= Work to complete =
Copy each line below in which the string "Tablet" occurs.

++++

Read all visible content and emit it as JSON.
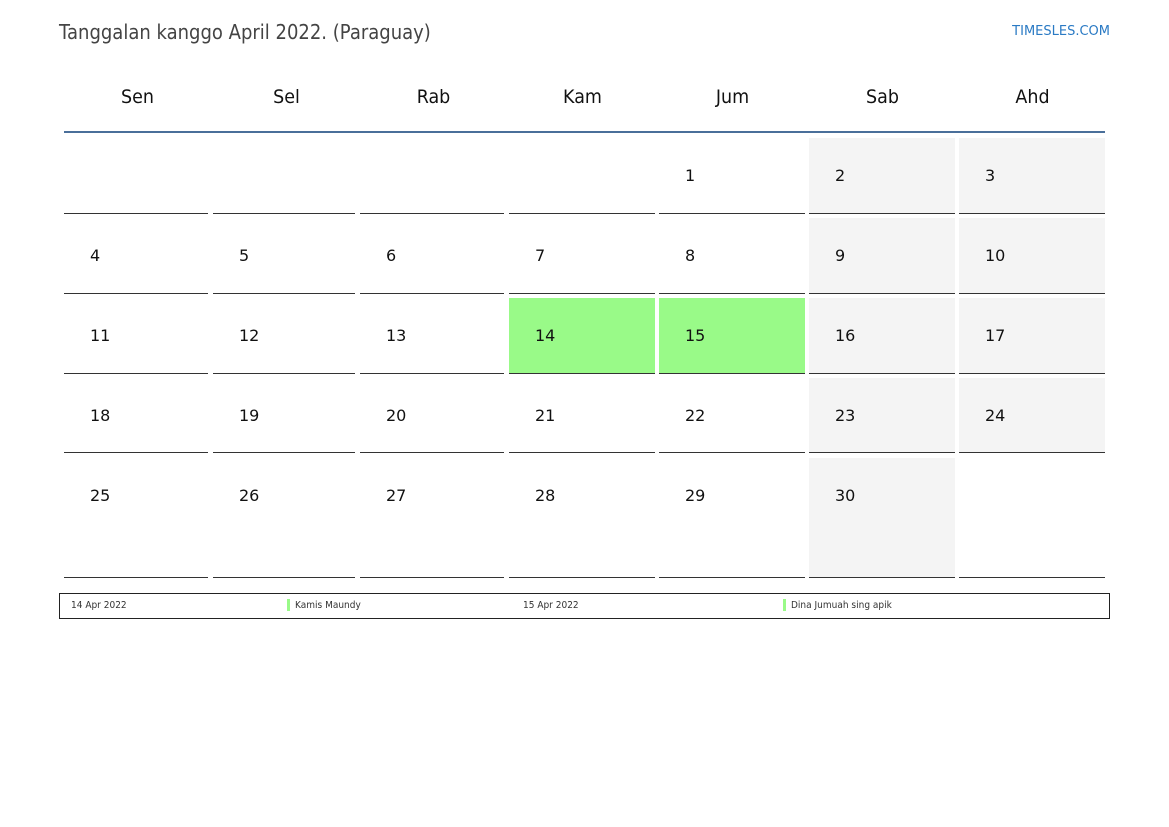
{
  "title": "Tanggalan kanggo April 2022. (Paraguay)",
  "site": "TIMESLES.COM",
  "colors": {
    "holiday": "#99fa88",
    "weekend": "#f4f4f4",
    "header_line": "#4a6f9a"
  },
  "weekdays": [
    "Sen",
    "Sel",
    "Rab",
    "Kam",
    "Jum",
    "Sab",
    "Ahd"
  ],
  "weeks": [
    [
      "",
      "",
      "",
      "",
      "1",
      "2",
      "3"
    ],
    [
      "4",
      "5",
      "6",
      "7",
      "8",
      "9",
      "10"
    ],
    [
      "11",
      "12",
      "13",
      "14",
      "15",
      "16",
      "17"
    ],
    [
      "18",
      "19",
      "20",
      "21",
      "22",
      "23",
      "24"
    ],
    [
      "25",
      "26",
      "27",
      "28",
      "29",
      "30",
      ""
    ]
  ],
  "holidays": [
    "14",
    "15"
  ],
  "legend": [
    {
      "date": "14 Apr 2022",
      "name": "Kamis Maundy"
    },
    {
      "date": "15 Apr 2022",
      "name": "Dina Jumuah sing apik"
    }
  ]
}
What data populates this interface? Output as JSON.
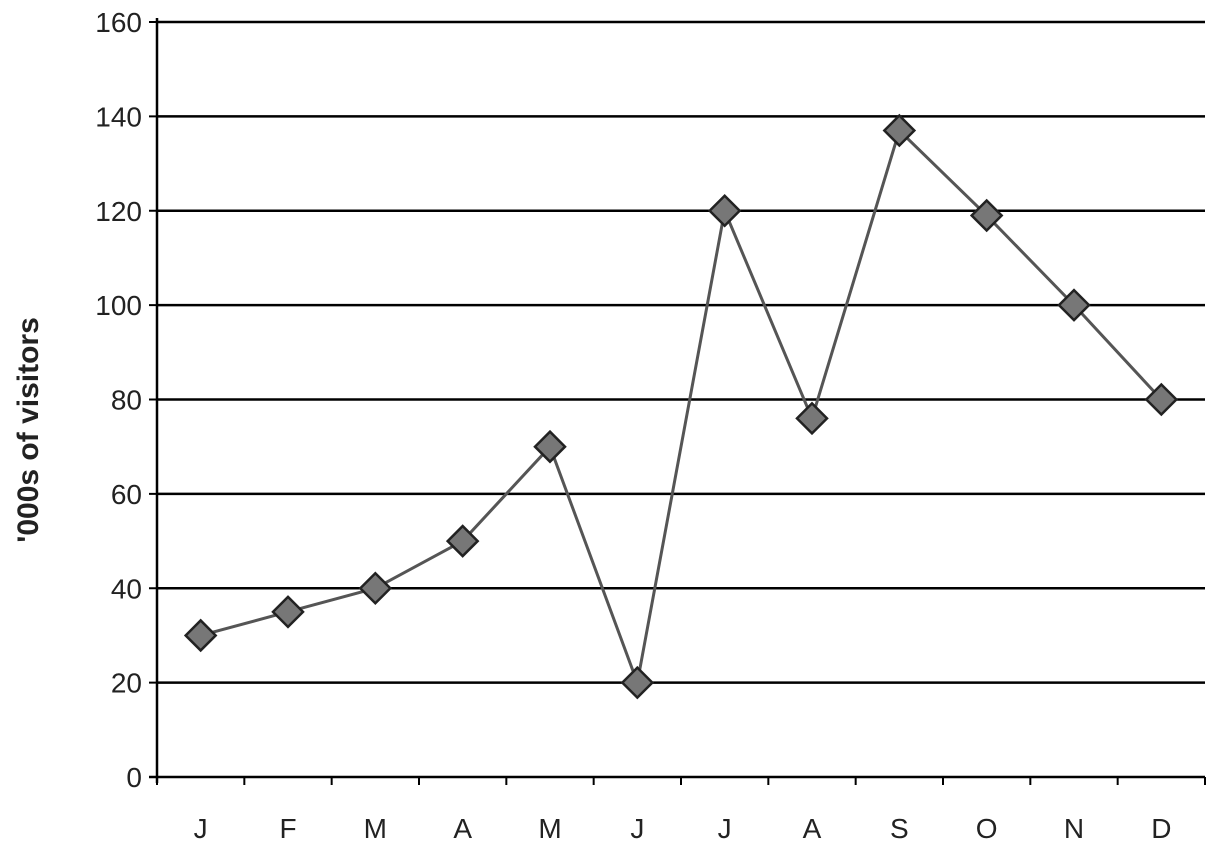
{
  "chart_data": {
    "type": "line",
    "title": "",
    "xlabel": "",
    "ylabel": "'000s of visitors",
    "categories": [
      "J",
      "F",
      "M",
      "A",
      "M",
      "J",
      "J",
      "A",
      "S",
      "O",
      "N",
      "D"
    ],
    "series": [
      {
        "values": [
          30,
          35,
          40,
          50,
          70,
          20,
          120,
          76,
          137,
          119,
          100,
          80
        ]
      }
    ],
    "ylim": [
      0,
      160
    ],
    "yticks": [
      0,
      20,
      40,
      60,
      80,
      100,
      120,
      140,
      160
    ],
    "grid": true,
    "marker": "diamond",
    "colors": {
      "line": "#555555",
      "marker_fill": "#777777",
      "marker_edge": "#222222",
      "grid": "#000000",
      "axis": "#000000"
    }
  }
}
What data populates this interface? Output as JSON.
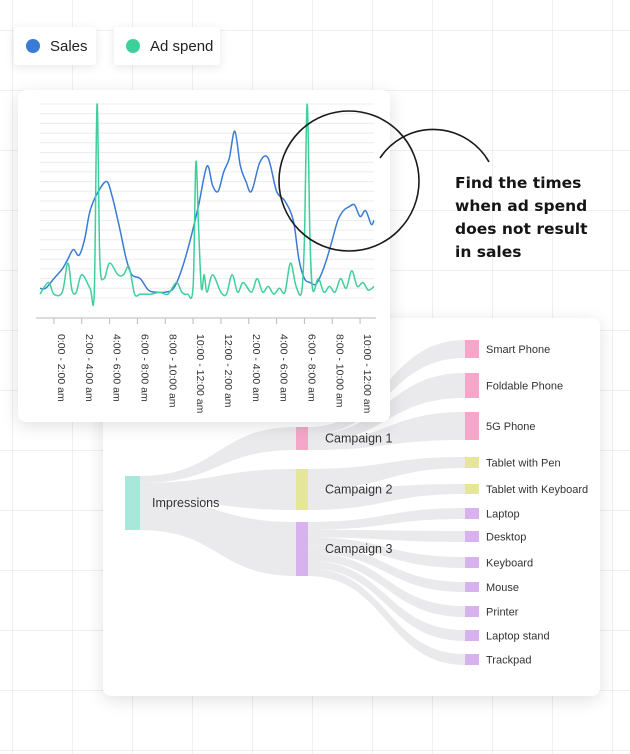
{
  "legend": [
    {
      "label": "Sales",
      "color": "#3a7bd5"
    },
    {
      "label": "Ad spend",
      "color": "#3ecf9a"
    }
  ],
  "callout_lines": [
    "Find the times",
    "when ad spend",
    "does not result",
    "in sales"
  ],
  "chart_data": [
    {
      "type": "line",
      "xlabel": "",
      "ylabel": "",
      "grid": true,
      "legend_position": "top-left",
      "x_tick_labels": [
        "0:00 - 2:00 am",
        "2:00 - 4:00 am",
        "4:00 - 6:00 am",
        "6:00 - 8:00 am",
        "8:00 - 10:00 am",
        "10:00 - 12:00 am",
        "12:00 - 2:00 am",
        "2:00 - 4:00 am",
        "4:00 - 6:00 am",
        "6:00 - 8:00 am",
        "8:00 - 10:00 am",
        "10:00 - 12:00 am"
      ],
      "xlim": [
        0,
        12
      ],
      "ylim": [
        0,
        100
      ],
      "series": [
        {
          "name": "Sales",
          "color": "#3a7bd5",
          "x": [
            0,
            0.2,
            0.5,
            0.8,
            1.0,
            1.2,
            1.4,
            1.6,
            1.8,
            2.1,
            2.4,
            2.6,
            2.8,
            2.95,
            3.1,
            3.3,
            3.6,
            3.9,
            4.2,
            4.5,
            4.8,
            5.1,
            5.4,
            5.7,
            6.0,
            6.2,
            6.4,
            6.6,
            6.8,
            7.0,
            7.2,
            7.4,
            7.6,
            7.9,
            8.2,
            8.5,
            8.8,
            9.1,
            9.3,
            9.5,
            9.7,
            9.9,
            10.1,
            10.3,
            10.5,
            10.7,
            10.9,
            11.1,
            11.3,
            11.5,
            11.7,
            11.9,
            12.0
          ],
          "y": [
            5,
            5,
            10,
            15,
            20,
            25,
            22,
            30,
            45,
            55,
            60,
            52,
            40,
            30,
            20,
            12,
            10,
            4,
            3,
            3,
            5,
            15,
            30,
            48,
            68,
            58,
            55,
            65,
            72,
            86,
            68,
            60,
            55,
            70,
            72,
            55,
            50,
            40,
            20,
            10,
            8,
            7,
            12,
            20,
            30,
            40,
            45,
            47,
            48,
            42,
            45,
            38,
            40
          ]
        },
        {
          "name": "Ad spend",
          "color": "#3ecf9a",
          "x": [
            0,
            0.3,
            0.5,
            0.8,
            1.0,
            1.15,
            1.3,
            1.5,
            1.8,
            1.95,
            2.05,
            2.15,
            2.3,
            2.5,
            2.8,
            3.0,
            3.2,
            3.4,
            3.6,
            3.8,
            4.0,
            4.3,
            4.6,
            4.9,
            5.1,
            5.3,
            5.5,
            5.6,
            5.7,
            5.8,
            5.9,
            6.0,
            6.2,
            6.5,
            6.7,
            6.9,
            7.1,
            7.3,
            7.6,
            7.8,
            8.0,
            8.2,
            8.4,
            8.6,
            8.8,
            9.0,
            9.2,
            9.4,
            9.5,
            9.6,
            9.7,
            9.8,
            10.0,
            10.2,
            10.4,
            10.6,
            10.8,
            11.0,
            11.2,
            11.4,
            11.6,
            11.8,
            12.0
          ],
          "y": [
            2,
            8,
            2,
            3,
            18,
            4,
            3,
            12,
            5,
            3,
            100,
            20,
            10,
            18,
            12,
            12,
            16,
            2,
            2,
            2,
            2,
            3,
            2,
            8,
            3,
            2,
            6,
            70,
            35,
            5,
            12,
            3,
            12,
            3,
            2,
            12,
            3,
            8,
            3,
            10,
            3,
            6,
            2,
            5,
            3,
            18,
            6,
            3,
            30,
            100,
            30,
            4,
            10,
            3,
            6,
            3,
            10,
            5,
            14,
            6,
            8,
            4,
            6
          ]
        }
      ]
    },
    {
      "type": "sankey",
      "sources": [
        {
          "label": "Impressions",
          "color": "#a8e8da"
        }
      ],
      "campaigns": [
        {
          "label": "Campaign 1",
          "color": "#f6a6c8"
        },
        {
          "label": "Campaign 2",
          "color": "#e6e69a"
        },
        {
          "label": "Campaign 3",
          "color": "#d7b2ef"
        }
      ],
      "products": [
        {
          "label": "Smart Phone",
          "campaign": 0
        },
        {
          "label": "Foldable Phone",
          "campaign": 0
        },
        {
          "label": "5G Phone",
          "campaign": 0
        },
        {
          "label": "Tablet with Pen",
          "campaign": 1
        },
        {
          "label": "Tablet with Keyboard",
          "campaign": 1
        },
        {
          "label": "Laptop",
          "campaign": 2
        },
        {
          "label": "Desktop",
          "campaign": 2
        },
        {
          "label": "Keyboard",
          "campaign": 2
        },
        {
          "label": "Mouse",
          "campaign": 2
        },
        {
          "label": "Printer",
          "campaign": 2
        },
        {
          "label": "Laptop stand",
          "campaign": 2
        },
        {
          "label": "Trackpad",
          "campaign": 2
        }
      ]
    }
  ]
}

++++

= Output of the task =
          "label": "Tablet with Pen",
          "label": "Tablet with Keyboard",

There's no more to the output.